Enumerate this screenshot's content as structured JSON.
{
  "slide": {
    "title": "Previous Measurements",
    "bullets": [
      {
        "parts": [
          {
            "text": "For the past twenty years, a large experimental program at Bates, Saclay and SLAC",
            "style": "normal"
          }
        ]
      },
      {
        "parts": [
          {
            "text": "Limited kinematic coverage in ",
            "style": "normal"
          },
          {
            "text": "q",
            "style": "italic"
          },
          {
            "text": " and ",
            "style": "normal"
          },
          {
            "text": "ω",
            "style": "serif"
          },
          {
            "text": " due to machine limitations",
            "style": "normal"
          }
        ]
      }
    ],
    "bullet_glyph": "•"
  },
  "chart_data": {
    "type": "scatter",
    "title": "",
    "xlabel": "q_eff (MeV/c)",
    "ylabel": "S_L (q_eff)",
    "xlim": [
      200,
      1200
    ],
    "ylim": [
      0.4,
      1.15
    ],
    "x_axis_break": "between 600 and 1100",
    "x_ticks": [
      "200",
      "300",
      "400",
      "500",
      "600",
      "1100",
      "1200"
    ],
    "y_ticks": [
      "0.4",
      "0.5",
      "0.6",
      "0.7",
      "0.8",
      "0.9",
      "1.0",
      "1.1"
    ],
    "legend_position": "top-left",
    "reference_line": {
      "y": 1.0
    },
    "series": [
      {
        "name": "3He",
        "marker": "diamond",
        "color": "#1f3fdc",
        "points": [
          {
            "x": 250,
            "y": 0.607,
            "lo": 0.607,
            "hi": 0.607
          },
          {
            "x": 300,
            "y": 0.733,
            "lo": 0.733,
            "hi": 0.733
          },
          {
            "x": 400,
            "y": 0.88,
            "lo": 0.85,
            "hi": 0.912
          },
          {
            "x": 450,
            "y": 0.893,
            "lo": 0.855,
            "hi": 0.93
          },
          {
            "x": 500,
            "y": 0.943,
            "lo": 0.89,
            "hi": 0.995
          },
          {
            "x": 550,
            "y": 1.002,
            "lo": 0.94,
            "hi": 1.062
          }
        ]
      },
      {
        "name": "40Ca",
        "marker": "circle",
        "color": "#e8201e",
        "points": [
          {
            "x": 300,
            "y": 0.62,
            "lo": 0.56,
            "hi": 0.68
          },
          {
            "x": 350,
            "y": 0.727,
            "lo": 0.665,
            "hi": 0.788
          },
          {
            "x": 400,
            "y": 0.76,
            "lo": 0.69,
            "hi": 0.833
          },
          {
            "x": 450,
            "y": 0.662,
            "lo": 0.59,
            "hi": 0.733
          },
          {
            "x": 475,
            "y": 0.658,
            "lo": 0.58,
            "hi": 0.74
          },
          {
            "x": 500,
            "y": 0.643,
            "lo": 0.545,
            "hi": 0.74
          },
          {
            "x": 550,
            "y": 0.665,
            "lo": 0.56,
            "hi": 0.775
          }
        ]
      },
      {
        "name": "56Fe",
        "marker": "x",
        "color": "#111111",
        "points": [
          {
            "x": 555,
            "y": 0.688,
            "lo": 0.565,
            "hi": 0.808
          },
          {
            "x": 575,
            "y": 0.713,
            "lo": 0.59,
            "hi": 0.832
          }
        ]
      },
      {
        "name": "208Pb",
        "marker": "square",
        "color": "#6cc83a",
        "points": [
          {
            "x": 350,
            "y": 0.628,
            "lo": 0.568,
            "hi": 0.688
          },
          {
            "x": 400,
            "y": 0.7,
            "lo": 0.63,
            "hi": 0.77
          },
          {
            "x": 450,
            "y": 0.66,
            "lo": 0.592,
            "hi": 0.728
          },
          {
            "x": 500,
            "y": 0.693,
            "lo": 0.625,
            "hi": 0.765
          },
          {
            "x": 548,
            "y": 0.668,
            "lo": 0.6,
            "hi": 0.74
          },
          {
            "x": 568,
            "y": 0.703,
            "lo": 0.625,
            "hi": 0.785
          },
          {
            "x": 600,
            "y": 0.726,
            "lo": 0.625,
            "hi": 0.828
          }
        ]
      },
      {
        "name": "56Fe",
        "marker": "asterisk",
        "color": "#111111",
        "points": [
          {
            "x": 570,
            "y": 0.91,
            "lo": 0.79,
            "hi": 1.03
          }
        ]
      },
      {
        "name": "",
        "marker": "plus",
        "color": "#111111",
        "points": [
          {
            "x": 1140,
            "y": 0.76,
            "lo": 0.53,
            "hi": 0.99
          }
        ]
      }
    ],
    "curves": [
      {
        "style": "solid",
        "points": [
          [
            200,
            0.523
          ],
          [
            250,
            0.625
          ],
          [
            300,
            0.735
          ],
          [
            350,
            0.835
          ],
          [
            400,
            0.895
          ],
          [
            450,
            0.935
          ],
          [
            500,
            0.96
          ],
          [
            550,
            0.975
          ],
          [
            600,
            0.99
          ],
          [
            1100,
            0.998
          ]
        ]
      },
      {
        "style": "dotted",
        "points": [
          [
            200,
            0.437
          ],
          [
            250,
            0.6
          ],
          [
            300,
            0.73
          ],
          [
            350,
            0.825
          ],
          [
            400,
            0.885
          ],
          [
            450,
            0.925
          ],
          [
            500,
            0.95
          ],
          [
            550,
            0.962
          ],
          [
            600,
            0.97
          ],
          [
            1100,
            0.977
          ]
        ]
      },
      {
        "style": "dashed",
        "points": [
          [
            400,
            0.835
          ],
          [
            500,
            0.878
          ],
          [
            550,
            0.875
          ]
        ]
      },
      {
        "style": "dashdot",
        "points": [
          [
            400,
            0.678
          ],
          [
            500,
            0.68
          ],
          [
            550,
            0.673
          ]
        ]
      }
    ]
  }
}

────────────────────────────────────────

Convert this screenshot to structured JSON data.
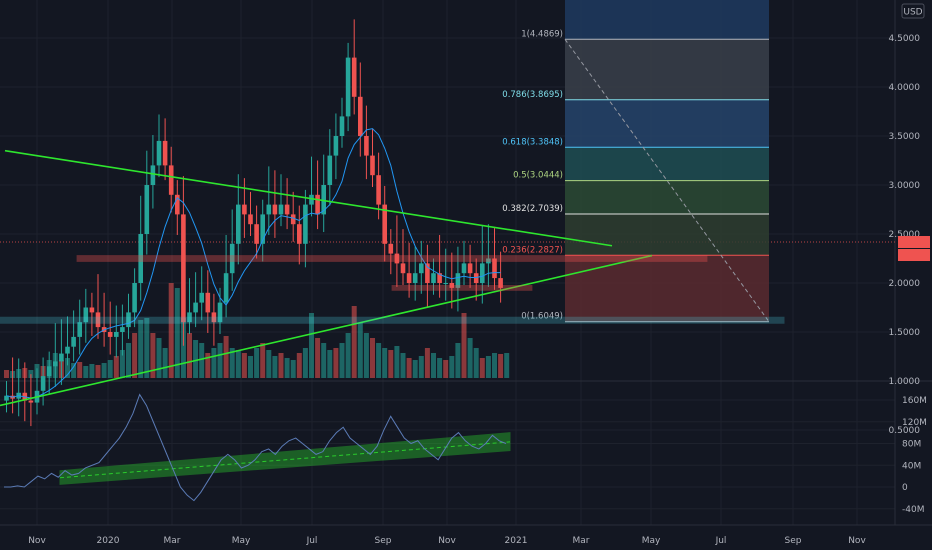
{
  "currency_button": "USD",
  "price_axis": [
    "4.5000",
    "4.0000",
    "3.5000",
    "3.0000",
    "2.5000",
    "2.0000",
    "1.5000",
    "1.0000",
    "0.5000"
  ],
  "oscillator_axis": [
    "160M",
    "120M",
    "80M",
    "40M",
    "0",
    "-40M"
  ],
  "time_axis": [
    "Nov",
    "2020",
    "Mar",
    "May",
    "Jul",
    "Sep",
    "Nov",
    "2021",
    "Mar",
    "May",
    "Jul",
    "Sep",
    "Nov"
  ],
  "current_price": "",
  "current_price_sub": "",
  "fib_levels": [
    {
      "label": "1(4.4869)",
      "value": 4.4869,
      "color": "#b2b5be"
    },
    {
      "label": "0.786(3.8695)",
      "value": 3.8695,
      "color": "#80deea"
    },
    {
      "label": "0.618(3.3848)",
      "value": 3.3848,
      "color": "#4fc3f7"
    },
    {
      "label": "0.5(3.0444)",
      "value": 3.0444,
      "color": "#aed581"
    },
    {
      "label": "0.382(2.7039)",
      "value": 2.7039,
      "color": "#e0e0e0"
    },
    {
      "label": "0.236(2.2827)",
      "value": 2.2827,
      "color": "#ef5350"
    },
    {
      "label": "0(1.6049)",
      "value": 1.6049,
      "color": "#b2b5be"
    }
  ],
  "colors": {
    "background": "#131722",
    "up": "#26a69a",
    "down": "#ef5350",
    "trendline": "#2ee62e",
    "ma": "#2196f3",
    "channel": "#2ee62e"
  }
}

────────────────────────────────────────

Check the data for the word "text" and pull out the lines that have it.

            "text": "For the past twenty years, a large experimental program at Bates, Saclay and SLAC",
            "text": "Limited kinematic coverage in ",
            "text": "q",
            "text": " and ",
            "text": "ω",
            "text": " due to machine limitations",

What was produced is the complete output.